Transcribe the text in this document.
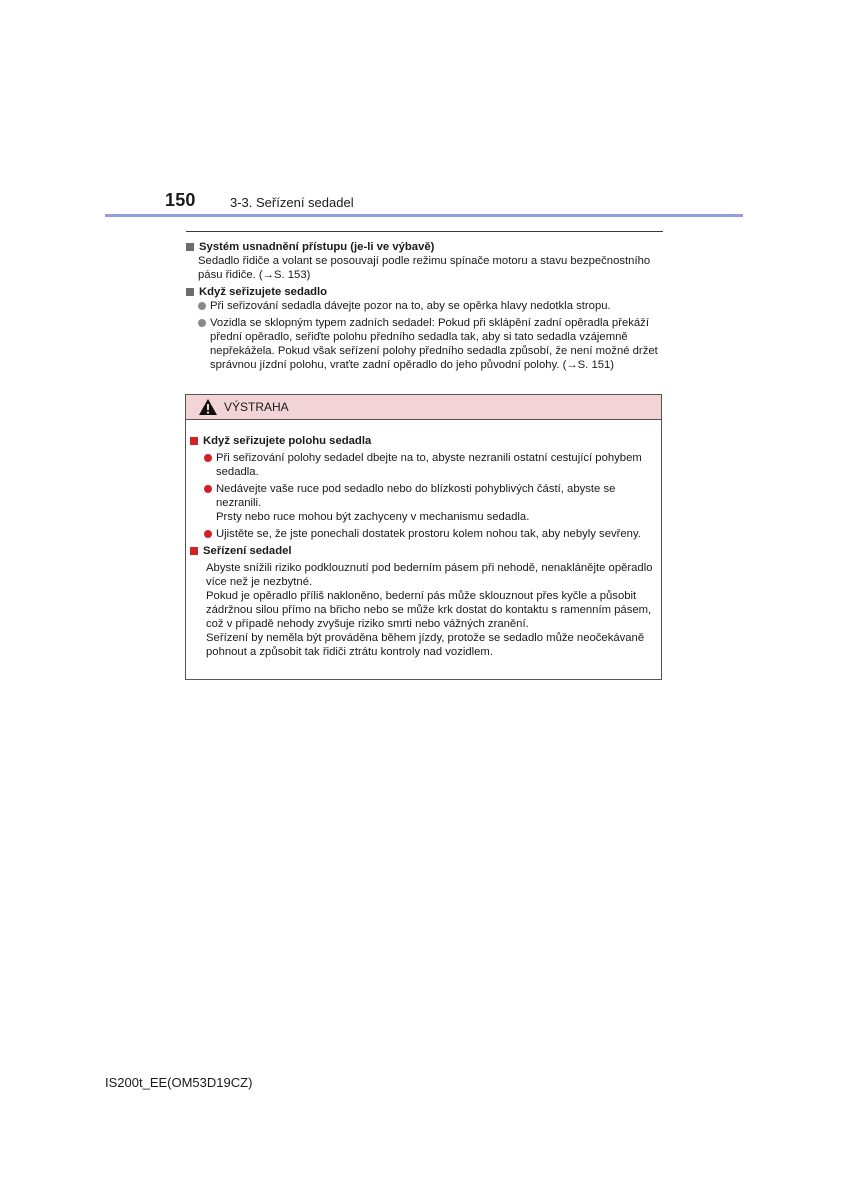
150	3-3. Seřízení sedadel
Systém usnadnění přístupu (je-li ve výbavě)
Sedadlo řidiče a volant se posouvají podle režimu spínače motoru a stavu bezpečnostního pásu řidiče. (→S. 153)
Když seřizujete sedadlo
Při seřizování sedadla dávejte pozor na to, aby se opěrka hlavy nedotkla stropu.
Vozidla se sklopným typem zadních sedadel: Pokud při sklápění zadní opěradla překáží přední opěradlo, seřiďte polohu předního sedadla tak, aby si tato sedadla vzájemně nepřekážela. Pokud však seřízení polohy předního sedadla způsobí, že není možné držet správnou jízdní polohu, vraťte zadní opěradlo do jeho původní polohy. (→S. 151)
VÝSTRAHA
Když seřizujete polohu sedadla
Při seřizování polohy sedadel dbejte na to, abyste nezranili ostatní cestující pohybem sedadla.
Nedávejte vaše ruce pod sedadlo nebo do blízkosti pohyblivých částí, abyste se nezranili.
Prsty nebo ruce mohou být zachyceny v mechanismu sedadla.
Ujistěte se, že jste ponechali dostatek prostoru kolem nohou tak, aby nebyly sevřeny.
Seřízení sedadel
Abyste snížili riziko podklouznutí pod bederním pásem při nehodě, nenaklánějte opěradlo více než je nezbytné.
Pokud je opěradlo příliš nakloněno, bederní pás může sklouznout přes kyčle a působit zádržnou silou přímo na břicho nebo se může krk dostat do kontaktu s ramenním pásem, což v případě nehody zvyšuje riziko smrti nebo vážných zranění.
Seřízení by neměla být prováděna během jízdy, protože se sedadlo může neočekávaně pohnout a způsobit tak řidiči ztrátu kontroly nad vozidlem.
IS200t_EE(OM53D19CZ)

■ ■ ■ ■

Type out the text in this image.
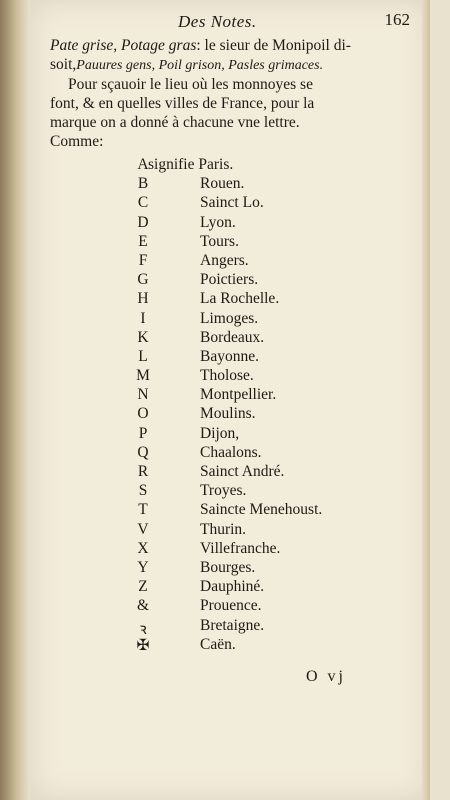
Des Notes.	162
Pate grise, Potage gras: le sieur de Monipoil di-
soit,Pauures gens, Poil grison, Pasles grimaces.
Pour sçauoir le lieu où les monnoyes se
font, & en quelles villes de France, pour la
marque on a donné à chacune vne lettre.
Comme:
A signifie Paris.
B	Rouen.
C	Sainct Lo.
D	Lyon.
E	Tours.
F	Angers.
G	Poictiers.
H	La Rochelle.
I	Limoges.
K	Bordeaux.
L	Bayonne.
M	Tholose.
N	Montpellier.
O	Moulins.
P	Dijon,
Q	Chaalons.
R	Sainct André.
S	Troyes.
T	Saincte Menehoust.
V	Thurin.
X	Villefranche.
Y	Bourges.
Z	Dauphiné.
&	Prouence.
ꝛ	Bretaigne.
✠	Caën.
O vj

■ ■ ■ ■

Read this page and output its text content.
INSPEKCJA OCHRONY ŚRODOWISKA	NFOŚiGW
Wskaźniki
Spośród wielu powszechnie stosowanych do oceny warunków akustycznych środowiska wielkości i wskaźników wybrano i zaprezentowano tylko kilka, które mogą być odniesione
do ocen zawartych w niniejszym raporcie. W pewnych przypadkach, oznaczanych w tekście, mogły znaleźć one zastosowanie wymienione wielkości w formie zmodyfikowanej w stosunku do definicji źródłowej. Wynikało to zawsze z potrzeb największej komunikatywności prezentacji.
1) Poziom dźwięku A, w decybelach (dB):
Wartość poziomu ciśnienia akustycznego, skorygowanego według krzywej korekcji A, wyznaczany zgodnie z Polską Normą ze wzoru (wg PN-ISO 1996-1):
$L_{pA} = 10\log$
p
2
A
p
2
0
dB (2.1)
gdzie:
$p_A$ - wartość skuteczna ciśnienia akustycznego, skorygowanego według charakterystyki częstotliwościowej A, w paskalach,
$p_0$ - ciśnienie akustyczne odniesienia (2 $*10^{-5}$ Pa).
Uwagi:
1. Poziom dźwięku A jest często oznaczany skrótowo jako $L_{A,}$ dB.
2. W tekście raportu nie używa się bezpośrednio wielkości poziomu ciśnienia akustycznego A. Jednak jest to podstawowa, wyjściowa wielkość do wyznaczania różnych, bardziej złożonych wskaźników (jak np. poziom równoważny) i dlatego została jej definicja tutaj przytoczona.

■ ■ ■ ■

- [Required work]: List the lines of the entries that include "poziomu".

- [Exercise response]:
Wartość poziomu ciśnienia akustycznego, skorygowanego według krzywej korekcji A, wyznaczany zgodnie z Polską Normą ze wzoru (wg PN-ISO 1996-1):
2. W tekście raportu nie używa się bezpośrednio wielkości poziomu ciśnienia akustycznego A. Jednak jest to podstawowa, wyjściowa wielkość do wyznaczania różnych, bardziej złożonych wskaźników (jak np. poziom równoważny) i dlatego została jej definicja tutaj przytoczona.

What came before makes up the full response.